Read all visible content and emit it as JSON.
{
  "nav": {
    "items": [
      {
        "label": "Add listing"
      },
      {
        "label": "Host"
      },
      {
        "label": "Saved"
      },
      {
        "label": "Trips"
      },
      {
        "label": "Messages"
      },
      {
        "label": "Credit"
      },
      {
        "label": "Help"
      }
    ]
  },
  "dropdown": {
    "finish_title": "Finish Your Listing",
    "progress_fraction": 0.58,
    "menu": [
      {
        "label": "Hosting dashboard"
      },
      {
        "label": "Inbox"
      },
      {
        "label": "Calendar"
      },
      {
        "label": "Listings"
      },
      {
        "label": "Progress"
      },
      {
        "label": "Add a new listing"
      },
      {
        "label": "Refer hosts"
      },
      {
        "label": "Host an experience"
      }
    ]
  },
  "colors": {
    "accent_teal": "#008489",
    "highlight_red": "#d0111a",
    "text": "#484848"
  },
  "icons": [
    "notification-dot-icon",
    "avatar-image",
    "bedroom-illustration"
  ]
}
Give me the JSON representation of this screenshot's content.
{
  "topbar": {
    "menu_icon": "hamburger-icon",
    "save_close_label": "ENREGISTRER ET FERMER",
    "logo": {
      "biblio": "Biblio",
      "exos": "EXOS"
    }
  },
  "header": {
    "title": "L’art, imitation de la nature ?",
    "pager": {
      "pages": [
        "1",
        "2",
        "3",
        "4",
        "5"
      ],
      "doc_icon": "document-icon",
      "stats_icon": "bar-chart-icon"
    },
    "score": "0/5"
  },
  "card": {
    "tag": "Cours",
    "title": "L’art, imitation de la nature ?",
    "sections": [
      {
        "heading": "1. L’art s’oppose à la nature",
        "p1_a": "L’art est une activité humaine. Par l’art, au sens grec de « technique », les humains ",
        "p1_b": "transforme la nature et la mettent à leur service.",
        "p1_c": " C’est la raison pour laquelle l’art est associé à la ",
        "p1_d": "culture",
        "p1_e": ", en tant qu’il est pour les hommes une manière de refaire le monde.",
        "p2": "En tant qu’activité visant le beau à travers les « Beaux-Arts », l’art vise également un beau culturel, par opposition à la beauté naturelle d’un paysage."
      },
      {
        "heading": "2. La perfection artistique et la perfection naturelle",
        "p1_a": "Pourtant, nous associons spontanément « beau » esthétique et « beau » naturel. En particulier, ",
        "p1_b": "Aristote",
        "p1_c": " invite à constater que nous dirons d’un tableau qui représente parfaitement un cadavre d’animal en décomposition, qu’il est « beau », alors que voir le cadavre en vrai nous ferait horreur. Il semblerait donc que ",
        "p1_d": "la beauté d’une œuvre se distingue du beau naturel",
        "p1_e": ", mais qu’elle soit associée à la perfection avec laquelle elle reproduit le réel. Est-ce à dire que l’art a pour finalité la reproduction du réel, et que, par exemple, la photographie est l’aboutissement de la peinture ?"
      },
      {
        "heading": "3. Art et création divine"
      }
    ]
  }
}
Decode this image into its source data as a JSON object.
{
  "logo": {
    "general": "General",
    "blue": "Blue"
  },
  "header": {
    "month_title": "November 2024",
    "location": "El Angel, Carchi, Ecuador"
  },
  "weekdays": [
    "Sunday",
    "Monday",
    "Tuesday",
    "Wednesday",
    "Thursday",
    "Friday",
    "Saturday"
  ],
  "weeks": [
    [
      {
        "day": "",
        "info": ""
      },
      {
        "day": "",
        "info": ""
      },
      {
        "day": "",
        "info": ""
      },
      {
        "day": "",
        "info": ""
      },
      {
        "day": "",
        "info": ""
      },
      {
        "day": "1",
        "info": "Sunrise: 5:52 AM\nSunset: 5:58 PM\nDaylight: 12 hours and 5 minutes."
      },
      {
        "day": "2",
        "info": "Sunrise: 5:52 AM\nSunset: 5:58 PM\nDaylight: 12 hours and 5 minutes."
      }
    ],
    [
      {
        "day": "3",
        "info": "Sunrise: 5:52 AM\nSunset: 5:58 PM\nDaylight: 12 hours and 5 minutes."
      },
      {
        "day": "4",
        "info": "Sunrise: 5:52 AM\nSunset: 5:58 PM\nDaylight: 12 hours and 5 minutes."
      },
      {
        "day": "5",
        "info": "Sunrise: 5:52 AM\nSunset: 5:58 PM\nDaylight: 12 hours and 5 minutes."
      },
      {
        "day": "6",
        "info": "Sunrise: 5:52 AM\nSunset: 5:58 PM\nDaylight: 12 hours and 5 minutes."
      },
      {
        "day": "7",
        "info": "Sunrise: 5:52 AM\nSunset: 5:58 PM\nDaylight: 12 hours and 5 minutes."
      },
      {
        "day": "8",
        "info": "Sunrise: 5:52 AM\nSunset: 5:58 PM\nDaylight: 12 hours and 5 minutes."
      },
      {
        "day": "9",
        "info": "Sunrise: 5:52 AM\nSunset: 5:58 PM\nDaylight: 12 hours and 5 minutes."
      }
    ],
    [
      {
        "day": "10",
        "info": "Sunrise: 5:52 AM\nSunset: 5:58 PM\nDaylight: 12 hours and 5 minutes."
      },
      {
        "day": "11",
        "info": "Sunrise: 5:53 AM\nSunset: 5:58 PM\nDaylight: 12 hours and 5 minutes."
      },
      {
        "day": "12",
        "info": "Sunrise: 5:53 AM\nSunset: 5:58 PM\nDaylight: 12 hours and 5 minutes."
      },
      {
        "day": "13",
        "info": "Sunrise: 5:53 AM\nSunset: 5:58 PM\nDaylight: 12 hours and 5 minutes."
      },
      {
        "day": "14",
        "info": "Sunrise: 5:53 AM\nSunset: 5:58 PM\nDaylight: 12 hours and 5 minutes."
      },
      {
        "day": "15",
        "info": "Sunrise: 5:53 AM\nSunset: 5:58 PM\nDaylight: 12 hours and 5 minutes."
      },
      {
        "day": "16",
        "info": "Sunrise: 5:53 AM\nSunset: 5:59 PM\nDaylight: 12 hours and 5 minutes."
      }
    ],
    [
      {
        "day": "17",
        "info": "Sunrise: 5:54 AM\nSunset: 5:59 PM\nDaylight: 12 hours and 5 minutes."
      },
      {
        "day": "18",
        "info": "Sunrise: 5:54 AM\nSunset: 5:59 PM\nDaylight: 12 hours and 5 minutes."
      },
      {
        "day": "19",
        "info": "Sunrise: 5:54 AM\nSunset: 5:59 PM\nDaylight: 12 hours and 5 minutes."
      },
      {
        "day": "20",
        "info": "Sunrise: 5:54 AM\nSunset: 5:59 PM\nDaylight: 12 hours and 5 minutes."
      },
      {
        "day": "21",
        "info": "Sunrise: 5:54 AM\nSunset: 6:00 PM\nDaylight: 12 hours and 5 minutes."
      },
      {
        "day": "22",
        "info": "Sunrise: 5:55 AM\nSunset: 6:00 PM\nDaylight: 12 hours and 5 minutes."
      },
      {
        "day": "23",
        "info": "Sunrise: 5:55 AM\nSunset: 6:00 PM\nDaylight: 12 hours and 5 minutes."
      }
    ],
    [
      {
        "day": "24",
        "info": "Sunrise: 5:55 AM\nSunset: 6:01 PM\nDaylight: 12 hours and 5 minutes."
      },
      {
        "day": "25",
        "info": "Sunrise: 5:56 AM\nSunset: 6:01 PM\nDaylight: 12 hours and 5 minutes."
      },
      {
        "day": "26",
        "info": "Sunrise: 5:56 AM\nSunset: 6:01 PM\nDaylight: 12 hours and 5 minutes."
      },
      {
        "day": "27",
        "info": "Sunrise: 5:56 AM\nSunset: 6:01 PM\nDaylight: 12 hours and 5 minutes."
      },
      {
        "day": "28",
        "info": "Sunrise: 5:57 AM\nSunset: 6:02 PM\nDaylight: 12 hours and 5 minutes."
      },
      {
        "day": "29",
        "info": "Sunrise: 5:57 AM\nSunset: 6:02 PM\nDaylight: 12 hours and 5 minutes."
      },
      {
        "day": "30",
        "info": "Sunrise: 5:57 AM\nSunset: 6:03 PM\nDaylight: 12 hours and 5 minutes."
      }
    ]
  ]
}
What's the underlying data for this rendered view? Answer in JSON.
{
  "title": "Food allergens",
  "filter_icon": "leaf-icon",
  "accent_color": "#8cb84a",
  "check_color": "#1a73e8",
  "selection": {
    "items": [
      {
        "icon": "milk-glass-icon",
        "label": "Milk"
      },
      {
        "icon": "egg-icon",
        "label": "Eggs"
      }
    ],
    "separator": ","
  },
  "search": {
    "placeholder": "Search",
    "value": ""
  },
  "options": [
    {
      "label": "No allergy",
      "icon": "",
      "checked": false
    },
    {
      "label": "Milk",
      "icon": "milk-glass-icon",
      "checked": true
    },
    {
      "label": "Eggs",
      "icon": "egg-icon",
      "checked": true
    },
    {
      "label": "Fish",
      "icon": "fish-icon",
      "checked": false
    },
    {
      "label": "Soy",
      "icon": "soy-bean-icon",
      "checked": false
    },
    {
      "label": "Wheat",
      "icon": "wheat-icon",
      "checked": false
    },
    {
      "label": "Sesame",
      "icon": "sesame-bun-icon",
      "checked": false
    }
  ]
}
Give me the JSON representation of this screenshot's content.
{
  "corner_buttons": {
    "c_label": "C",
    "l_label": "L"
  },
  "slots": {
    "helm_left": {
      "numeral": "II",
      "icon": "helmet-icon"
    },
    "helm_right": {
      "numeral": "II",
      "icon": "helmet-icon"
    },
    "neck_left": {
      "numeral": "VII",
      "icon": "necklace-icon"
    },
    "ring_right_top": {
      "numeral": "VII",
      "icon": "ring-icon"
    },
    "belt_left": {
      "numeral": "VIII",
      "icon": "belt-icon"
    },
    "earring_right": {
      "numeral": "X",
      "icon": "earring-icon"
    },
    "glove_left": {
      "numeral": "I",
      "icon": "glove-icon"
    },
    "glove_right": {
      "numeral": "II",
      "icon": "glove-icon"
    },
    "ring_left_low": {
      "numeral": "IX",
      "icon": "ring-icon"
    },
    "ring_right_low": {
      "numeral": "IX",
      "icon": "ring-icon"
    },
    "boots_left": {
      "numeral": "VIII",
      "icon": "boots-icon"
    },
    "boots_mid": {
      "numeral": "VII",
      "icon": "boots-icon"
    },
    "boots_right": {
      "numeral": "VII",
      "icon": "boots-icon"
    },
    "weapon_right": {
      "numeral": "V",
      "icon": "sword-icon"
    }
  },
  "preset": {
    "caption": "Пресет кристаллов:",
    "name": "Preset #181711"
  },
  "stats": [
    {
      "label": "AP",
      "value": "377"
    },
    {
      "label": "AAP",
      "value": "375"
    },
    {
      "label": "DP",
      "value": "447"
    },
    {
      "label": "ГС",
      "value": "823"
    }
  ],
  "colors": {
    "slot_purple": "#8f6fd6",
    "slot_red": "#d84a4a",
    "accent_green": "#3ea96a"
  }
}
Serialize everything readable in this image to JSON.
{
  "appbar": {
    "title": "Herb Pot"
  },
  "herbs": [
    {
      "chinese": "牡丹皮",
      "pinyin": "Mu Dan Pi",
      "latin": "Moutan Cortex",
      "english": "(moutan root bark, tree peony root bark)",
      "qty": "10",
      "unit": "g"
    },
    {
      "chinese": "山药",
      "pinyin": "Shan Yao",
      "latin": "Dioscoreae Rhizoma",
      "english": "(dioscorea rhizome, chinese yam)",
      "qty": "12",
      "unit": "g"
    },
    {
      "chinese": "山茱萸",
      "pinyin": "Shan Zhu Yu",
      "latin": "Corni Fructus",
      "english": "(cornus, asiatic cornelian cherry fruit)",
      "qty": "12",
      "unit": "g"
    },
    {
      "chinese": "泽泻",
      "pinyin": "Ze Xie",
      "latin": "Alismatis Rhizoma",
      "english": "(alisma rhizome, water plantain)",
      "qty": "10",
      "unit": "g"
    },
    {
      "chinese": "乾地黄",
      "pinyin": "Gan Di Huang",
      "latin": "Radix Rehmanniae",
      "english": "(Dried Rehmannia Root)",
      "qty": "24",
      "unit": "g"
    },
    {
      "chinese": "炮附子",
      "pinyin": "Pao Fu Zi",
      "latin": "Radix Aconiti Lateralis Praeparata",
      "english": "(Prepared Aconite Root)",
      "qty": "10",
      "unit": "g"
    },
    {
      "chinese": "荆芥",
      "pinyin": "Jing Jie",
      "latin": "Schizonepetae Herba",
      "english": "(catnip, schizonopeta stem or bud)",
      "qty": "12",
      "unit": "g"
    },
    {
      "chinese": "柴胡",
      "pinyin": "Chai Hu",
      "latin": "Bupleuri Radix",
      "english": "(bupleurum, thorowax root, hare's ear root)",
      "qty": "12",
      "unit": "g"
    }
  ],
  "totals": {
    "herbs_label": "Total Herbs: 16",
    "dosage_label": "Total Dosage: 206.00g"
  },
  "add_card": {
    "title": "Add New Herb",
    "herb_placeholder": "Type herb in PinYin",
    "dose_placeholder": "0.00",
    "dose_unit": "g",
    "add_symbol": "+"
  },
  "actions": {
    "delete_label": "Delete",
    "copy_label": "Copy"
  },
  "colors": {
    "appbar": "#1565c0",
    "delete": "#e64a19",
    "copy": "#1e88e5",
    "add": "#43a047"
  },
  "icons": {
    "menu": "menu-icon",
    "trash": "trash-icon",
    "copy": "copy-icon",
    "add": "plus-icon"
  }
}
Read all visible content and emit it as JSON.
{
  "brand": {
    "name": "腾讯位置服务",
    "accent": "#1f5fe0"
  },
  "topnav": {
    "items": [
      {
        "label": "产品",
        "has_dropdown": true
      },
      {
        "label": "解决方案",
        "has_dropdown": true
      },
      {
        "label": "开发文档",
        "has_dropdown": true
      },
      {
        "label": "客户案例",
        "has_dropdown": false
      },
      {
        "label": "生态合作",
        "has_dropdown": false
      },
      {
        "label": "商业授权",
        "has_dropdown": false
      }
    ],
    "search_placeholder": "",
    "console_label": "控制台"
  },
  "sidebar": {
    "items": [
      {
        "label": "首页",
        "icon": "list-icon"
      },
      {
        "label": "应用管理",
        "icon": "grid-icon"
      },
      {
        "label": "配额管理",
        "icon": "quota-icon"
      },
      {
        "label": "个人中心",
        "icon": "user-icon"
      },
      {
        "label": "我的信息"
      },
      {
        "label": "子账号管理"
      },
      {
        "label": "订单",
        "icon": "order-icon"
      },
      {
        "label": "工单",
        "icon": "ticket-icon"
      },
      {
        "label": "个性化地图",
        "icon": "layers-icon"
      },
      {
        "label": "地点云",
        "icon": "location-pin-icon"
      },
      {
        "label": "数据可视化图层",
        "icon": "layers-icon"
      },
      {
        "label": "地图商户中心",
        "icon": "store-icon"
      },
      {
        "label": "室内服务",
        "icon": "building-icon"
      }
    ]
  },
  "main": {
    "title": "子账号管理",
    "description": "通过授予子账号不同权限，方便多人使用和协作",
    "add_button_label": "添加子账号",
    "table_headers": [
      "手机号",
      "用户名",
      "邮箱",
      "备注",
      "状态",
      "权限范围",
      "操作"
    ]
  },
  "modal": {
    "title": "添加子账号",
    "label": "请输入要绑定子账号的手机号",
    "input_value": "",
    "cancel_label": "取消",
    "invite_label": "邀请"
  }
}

Set task: From the records above, pull out each line that has "glass".

Reply:
        "icon": "milk-glass-icon",
      "icon": "milk-glass-icon",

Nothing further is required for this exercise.